[Figure record listings]
════════════════════

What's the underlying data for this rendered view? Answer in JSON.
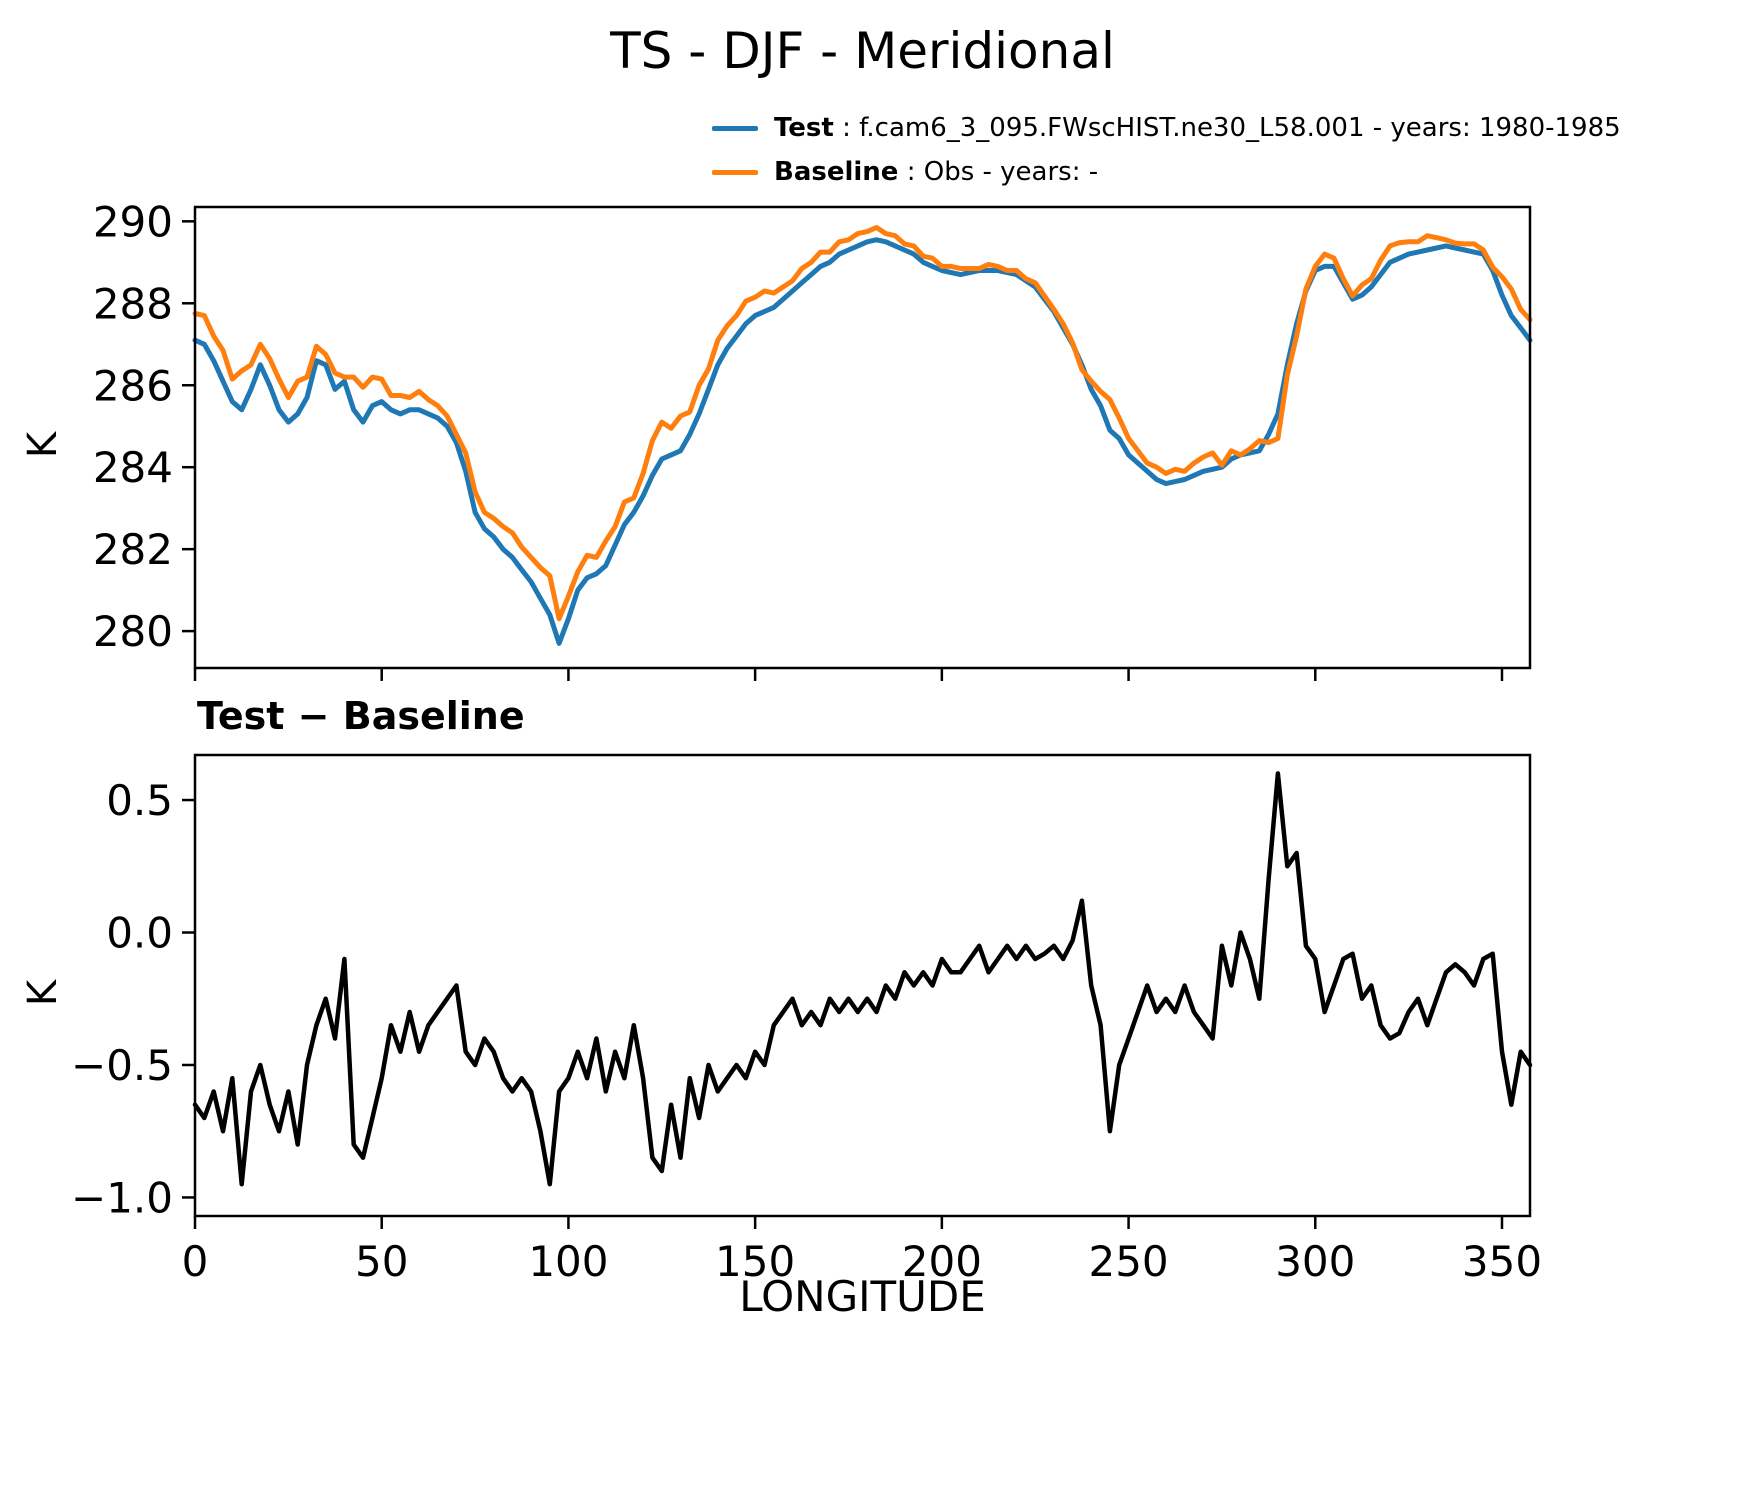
{
  "title": "TS - DJF - Meridional",
  "legend": {
    "test_label": "Test",
    "test_text": " : f.cam6_3_095.FWscHIST.ne30_L58.001 - years: 1980-1985",
    "baseline_label": "Baseline",
    "baseline_text": " : Obs - years: -"
  },
  "colors": {
    "test": "#1f77b4",
    "baseline": "#ff7f0e",
    "diff": "#000000"
  },
  "chart_data": [
    {
      "type": "line",
      "title": "",
      "ylabel": "K",
      "xlabel": "",
      "xlim": [
        0,
        357.5
      ],
      "ylim": [
        279.1,
        290.35
      ],
      "x_start": 0,
      "x_step": 2.5,
      "xticks": [
        0,
        50,
        100,
        150,
        200,
        250,
        300,
        350
      ],
      "yticks": [
        280,
        282,
        284,
        286,
        288,
        290
      ],
      "ytick_labels": [
        "280",
        "282",
        "284",
        "286",
        "288",
        "290"
      ],
      "legend_position": "top-right-above",
      "grid": false,
      "series": [
        {
          "name": "Test",
          "key": "test",
          "color": "#1f77b4",
          "values": [
            287.1,
            287.0,
            286.6,
            286.1,
            285.6,
            285.4,
            285.9,
            286.5,
            286.0,
            285.4,
            285.1,
            285.3,
            285.7,
            286.6,
            286.5,
            285.9,
            286.1,
            285.4,
            285.1,
            285.5,
            285.6,
            285.4,
            285.3,
            285.4,
            285.4,
            285.3,
            285.2,
            285.0,
            284.6,
            283.9,
            282.9,
            282.5,
            282.3,
            282.0,
            281.8,
            281.5,
            281.2,
            280.8,
            280.4,
            279.7,
            280.3,
            281.0,
            281.3,
            281.4,
            281.6,
            282.1,
            282.6,
            282.9,
            283.3,
            283.8,
            284.2,
            284.3,
            284.4,
            284.8,
            285.3,
            285.9,
            286.5,
            286.9,
            287.2,
            287.5,
            287.7,
            287.8,
            287.9,
            288.1,
            288.3,
            288.5,
            288.7,
            288.9,
            289.0,
            289.2,
            289.3,
            289.4,
            289.5,
            289.55,
            289.5,
            289.4,
            289.3,
            289.2,
            289.0,
            288.9,
            288.8,
            288.75,
            288.7,
            288.75,
            288.8,
            288.8,
            288.8,
            288.75,
            288.7,
            288.55,
            288.4,
            288.1,
            287.8,
            287.4,
            287.0,
            286.5,
            285.9,
            285.5,
            284.9,
            284.7,
            284.3,
            284.1,
            283.9,
            283.7,
            283.6,
            283.65,
            283.7,
            283.8,
            283.9,
            283.95,
            284.0,
            284.2,
            284.3,
            284.35,
            284.4,
            284.8,
            285.3,
            286.5,
            287.5,
            288.3,
            288.8,
            288.9,
            288.9,
            288.5,
            288.1,
            288.2,
            288.4,
            288.7,
            289.0,
            289.1,
            289.2,
            289.25,
            289.3,
            289.35,
            289.4,
            289.35,
            289.3,
            289.25,
            289.2,
            288.8,
            288.2,
            287.7,
            287.4,
            287.1
          ]
        },
        {
          "name": "Baseline",
          "key": "baseline",
          "color": "#ff7f0e",
          "values": [
            287.75,
            287.7,
            287.2,
            286.85,
            286.15,
            286.35,
            286.5,
            287.0,
            286.65,
            286.15,
            285.7,
            286.1,
            286.2,
            286.95,
            286.75,
            286.3,
            286.2,
            286.2,
            285.95,
            286.2,
            286.15,
            285.75,
            285.75,
            285.7,
            285.85,
            285.65,
            285.5,
            285.25,
            284.8,
            284.35,
            283.4,
            282.9,
            282.75,
            282.55,
            282.4,
            282.05,
            281.8,
            281.55,
            281.35,
            280.3,
            280.85,
            281.45,
            281.85,
            281.8,
            282.2,
            282.55,
            283.15,
            283.25,
            283.85,
            284.65,
            285.1,
            284.95,
            285.25,
            285.35,
            286.0,
            286.4,
            287.1,
            287.45,
            287.7,
            288.05,
            288.15,
            288.3,
            288.25,
            288.4,
            288.55,
            288.85,
            289.0,
            289.25,
            289.25,
            289.5,
            289.55,
            289.7,
            289.75,
            289.85,
            289.7,
            289.65,
            289.45,
            289.4,
            289.15,
            289.1,
            288.9,
            288.9,
            288.85,
            288.85,
            288.85,
            288.95,
            288.9,
            288.8,
            288.8,
            288.6,
            288.5,
            288.18,
            287.85,
            287.5,
            287.03,
            286.38,
            286.1,
            285.85,
            285.65,
            285.2,
            284.7,
            284.4,
            284.1,
            284.0,
            283.85,
            283.95,
            283.9,
            284.1,
            284.25,
            284.35,
            284.05,
            284.4,
            284.3,
            284.45,
            284.65,
            284.6,
            284.7,
            286.25,
            287.2,
            288.35,
            288.9,
            289.2,
            289.1,
            288.6,
            288.18,
            288.45,
            288.6,
            289.05,
            289.4,
            289.48,
            289.5,
            289.5,
            289.65,
            289.6,
            289.55,
            289.47,
            289.45,
            289.45,
            289.3,
            288.88,
            288.65,
            288.35,
            287.85,
            287.6
          ]
        }
      ]
    },
    {
      "type": "line",
      "title": "Test − Baseline",
      "ylabel": "K",
      "xlabel": "LONGITUDE",
      "xlim": [
        0,
        357.5
      ],
      "ylim": [
        -1.07,
        0.67
      ],
      "x_start": 0,
      "x_step": 2.5,
      "xticks": [
        0,
        50,
        100,
        150,
        200,
        250,
        300,
        350
      ],
      "xtick_labels": [
        "0",
        "50",
        "100",
        "150",
        "200",
        "250",
        "300",
        "350"
      ],
      "yticks": [
        0.5,
        0.0,
        -0.5,
        -1.0
      ],
      "ytick_labels": [
        "0.5",
        "0.0",
        "−0.5",
        "−1.0"
      ],
      "grid": false,
      "series": [
        {
          "name": "Test − Baseline",
          "key": "diff",
          "color": "#000000",
          "values": [
            -0.65,
            -0.7,
            -0.6,
            -0.75,
            -0.55,
            -0.95,
            -0.6,
            -0.5,
            -0.65,
            -0.75,
            -0.6,
            -0.8,
            -0.5,
            -0.35,
            -0.25,
            -0.4,
            -0.1,
            -0.8,
            -0.85,
            -0.7,
            -0.55,
            -0.35,
            -0.45,
            -0.3,
            -0.45,
            -0.35,
            -0.3,
            -0.25,
            -0.2,
            -0.45,
            -0.5,
            -0.4,
            -0.45,
            -0.55,
            -0.6,
            -0.55,
            -0.6,
            -0.75,
            -0.95,
            -0.6,
            -0.55,
            -0.45,
            -0.55,
            -0.4,
            -0.6,
            -0.45,
            -0.55,
            -0.35,
            -0.55,
            -0.85,
            -0.9,
            -0.65,
            -0.85,
            -0.55,
            -0.7,
            -0.5,
            -0.6,
            -0.55,
            -0.5,
            -0.55,
            -0.45,
            -0.5,
            -0.35,
            -0.3,
            -0.25,
            -0.35,
            -0.3,
            -0.35,
            -0.25,
            -0.3,
            -0.25,
            -0.3,
            -0.25,
            -0.3,
            -0.2,
            -0.25,
            -0.15,
            -0.2,
            -0.15,
            -0.2,
            -0.1,
            -0.15,
            -0.15,
            -0.1,
            -0.05,
            -0.15,
            -0.1,
            -0.05,
            -0.1,
            -0.05,
            -0.1,
            -0.08,
            -0.05,
            -0.1,
            -0.03,
            0.12,
            -0.2,
            -0.35,
            -0.75,
            -0.5,
            -0.4,
            -0.3,
            -0.2,
            -0.3,
            -0.25,
            -0.3,
            -0.2,
            -0.3,
            -0.35,
            -0.4,
            -0.05,
            -0.2,
            0.0,
            -0.1,
            -0.25,
            0.2,
            0.6,
            0.25,
            0.3,
            -0.05,
            -0.1,
            -0.3,
            -0.2,
            -0.1,
            -0.08,
            -0.25,
            -0.2,
            -0.35,
            -0.4,
            -0.38,
            -0.3,
            -0.25,
            -0.35,
            -0.25,
            -0.15,
            -0.12,
            -0.15,
            -0.2,
            -0.1,
            -0.08,
            -0.45,
            -0.65,
            -0.45,
            -0.5
          ]
        }
      ]
    }
  ]
}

════════════════════

Goal of the exercise: Copy each line of the data above that holds "title".

Problem solution:
  "title": "TS - DJF - Meridional",
      "title": "",
      "title": "Test − Baseline",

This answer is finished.